Work to do - Select and copy out every line in the records containing "communities".

Entries shown -
* BEGIN *

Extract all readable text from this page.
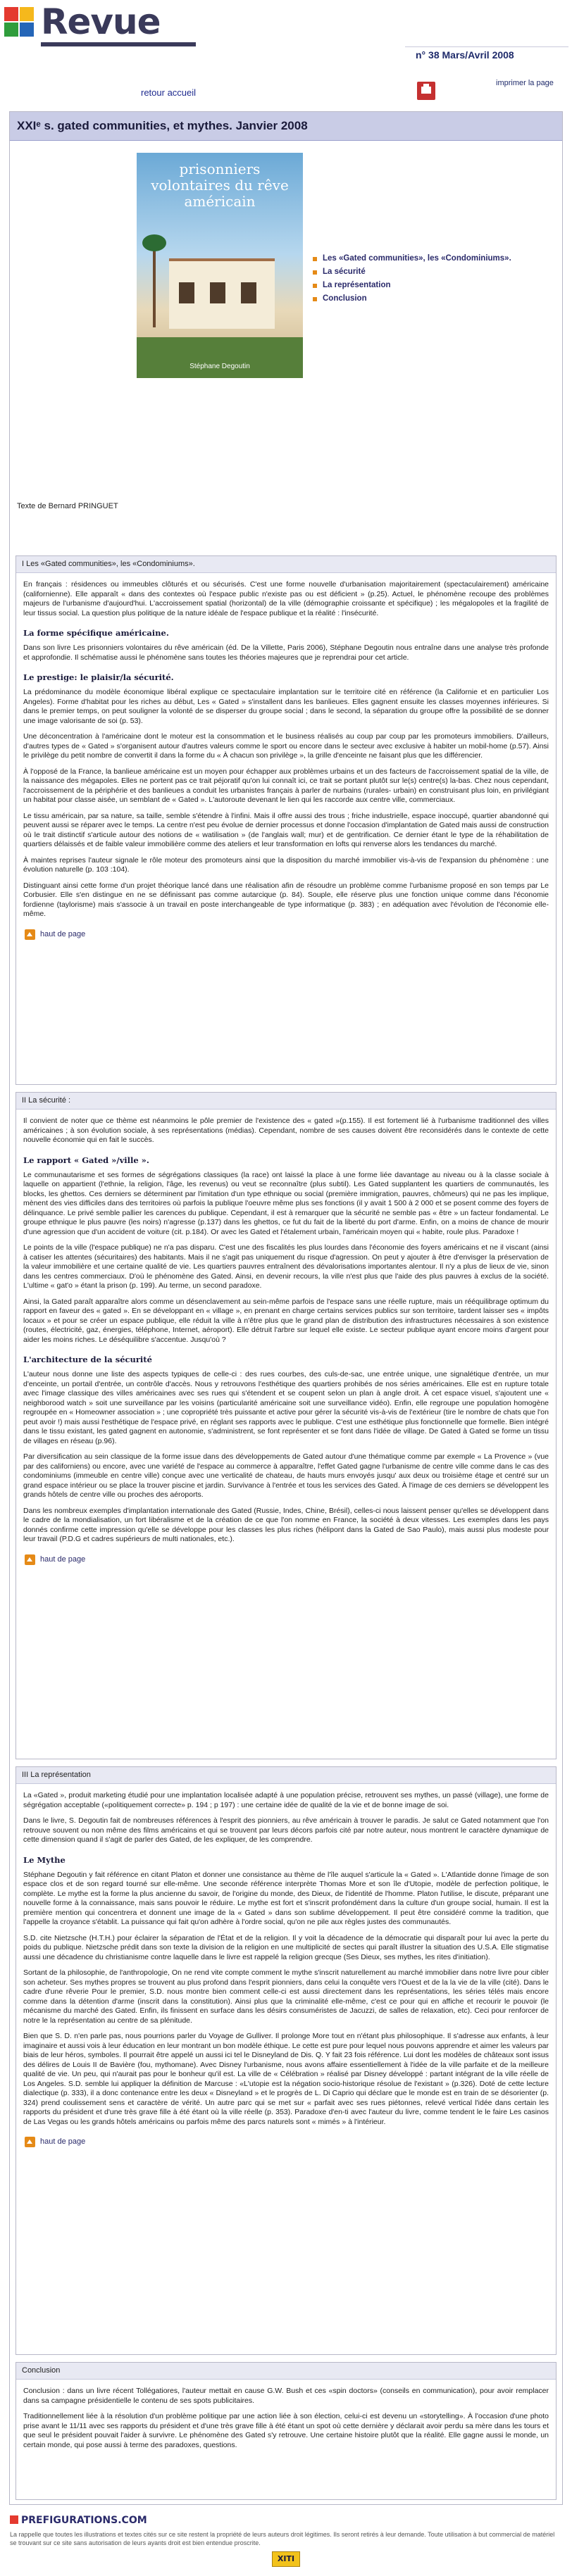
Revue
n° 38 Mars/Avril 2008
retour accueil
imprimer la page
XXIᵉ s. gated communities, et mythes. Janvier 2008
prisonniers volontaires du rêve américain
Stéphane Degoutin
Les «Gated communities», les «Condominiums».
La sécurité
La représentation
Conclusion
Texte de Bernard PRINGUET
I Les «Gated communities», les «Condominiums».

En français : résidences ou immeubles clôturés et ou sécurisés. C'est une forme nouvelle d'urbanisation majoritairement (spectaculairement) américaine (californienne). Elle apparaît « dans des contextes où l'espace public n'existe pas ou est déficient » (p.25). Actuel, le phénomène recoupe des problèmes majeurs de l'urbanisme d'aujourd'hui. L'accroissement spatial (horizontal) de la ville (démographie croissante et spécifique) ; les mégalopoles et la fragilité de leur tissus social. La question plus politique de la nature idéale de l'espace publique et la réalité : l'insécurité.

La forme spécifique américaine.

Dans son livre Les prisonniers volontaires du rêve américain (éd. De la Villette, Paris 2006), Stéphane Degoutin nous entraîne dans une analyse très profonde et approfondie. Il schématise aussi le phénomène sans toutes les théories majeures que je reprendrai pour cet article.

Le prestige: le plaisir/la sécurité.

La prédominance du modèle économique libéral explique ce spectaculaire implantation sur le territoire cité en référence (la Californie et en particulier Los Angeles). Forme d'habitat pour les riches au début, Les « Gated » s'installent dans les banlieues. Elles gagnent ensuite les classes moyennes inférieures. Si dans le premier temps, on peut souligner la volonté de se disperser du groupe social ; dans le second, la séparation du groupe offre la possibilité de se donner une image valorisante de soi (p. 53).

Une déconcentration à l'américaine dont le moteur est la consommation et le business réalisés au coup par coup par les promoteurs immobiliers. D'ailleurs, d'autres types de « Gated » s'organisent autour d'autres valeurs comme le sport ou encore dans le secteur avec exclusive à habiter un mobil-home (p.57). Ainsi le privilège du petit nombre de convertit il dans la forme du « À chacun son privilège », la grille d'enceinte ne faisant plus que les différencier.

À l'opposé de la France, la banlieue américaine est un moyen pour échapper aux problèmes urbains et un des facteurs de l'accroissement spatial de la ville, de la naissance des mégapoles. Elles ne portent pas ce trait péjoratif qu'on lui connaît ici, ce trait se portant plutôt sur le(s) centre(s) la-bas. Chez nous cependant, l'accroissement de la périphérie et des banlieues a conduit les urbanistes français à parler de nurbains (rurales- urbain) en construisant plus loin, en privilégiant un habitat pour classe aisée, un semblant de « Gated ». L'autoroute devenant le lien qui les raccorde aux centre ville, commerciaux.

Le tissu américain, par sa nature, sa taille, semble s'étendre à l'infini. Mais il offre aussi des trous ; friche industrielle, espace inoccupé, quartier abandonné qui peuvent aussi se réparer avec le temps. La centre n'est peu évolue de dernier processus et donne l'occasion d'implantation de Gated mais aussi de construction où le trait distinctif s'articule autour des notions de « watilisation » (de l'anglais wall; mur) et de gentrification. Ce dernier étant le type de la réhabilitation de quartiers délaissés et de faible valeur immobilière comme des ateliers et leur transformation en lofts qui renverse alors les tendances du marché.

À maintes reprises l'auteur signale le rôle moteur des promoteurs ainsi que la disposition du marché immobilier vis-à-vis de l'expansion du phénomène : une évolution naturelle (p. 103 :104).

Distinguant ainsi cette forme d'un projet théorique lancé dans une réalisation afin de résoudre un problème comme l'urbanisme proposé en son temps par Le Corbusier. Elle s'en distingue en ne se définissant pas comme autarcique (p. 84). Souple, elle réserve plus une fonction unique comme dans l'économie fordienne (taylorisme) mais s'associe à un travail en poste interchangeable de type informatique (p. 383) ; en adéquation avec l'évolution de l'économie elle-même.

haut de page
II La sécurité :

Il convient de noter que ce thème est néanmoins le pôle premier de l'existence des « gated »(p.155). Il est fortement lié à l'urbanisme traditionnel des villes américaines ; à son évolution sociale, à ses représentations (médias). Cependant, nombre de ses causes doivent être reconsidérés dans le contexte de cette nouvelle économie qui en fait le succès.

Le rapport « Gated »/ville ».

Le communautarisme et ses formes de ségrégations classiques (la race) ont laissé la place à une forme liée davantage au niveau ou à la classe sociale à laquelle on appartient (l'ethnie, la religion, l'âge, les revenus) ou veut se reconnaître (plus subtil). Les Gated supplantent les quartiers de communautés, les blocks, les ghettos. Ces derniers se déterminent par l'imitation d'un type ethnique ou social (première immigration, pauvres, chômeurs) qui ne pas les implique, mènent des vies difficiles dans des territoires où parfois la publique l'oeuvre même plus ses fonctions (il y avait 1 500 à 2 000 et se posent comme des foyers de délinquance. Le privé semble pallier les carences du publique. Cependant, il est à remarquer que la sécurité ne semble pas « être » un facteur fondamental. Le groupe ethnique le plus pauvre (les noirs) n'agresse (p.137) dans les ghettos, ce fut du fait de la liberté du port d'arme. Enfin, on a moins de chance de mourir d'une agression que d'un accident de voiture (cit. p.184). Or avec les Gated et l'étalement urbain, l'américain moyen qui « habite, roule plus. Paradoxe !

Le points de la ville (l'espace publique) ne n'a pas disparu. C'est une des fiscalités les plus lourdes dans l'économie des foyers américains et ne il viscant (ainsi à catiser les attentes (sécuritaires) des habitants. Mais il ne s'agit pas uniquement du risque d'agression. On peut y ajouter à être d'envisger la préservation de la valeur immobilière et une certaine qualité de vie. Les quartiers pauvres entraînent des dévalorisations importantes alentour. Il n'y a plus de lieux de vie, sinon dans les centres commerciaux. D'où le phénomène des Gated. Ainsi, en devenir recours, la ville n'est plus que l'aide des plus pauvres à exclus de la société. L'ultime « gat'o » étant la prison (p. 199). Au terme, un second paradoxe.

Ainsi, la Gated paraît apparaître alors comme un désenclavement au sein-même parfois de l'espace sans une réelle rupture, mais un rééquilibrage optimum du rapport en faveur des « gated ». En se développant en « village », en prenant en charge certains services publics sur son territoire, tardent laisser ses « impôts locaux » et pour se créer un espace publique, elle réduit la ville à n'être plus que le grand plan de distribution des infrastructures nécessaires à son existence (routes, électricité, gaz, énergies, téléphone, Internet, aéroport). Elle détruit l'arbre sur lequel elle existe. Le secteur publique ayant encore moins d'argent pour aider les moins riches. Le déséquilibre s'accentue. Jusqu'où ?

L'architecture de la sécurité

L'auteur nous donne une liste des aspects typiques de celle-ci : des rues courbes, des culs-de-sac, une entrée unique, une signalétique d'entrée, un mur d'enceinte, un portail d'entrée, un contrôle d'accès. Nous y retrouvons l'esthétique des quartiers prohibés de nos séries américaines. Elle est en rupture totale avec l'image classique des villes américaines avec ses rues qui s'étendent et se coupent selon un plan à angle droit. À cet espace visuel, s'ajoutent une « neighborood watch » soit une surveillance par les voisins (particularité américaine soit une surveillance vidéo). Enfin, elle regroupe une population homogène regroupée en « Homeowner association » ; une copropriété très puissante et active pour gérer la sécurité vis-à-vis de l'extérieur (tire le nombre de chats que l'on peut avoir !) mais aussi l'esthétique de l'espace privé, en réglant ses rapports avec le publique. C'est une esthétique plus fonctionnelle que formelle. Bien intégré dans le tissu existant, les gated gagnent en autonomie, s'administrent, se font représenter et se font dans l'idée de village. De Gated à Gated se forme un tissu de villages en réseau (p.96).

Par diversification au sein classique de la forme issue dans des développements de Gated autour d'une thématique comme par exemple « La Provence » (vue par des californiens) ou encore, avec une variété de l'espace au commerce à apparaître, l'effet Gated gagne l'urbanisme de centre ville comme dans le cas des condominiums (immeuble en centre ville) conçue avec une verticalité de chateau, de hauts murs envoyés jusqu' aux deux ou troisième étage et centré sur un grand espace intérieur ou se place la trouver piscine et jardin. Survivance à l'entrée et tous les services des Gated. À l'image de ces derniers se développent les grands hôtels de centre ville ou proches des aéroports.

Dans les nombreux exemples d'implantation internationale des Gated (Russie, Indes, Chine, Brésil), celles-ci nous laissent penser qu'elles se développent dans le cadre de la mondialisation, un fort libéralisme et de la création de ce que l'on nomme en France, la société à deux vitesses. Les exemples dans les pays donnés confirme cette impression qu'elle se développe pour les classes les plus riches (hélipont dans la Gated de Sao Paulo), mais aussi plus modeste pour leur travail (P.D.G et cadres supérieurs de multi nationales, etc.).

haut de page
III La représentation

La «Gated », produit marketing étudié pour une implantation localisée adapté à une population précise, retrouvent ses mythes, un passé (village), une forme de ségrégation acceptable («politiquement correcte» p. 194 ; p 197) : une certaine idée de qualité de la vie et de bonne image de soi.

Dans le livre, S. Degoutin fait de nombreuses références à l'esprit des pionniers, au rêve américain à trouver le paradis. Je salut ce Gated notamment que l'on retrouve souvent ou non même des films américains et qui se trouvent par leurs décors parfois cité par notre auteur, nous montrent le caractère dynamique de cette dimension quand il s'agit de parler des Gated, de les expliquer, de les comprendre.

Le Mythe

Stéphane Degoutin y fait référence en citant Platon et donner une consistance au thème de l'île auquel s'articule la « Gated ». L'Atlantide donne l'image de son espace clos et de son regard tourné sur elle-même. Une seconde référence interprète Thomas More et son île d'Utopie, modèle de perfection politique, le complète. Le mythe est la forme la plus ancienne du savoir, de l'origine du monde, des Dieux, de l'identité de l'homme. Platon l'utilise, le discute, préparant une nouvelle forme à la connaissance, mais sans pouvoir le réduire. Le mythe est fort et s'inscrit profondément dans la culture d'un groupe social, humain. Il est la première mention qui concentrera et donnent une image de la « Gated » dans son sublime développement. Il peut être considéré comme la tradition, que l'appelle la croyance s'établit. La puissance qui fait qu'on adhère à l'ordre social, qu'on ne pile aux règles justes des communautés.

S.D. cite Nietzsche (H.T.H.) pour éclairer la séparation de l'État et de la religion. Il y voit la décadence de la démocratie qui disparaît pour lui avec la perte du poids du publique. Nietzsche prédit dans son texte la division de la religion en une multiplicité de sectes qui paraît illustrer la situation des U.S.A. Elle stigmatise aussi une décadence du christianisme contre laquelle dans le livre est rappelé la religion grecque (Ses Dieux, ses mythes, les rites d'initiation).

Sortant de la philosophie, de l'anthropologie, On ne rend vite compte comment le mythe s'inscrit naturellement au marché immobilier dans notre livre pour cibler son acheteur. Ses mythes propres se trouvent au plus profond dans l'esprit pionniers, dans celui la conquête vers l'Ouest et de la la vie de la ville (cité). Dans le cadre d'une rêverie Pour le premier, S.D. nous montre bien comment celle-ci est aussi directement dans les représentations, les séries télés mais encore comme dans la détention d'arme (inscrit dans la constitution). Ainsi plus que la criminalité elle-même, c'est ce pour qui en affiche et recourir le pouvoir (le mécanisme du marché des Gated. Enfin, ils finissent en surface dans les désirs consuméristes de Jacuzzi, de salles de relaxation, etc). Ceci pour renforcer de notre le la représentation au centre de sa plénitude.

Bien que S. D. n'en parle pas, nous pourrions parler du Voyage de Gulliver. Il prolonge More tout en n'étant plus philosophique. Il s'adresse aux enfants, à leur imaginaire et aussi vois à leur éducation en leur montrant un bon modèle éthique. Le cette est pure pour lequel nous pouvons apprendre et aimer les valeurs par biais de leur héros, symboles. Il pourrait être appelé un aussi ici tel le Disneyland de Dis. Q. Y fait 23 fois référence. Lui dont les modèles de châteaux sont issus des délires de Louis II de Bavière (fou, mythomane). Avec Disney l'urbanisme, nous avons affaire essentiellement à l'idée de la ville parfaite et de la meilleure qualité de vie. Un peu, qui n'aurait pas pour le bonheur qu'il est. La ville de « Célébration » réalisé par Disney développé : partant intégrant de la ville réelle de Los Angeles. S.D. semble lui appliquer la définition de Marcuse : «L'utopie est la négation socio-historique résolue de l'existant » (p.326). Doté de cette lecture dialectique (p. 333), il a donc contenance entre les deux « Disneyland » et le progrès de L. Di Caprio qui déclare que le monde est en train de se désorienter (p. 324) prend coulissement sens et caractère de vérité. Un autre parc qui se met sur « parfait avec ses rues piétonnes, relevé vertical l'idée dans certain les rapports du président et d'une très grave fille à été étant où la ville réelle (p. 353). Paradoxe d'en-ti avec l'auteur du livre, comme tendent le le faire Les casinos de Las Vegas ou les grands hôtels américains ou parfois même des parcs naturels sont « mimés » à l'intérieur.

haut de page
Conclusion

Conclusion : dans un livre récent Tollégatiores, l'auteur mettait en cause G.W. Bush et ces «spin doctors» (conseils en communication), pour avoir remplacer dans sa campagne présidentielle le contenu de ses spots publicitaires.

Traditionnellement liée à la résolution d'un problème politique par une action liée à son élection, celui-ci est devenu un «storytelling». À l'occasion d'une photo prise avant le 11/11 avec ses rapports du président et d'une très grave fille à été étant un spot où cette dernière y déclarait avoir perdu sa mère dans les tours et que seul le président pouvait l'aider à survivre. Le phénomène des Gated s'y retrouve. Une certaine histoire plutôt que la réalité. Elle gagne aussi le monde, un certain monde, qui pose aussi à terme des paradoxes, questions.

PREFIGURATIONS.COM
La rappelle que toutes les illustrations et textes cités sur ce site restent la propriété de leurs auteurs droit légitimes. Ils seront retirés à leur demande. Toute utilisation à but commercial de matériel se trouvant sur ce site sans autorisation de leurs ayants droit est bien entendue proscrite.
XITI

* END *

Problem solution -
XXIᵉ s. gated communities, et mythes. Janvier 2008
Les «Gated communities», les «Condominiums».
I Les «Gated communities», les «Condominiums».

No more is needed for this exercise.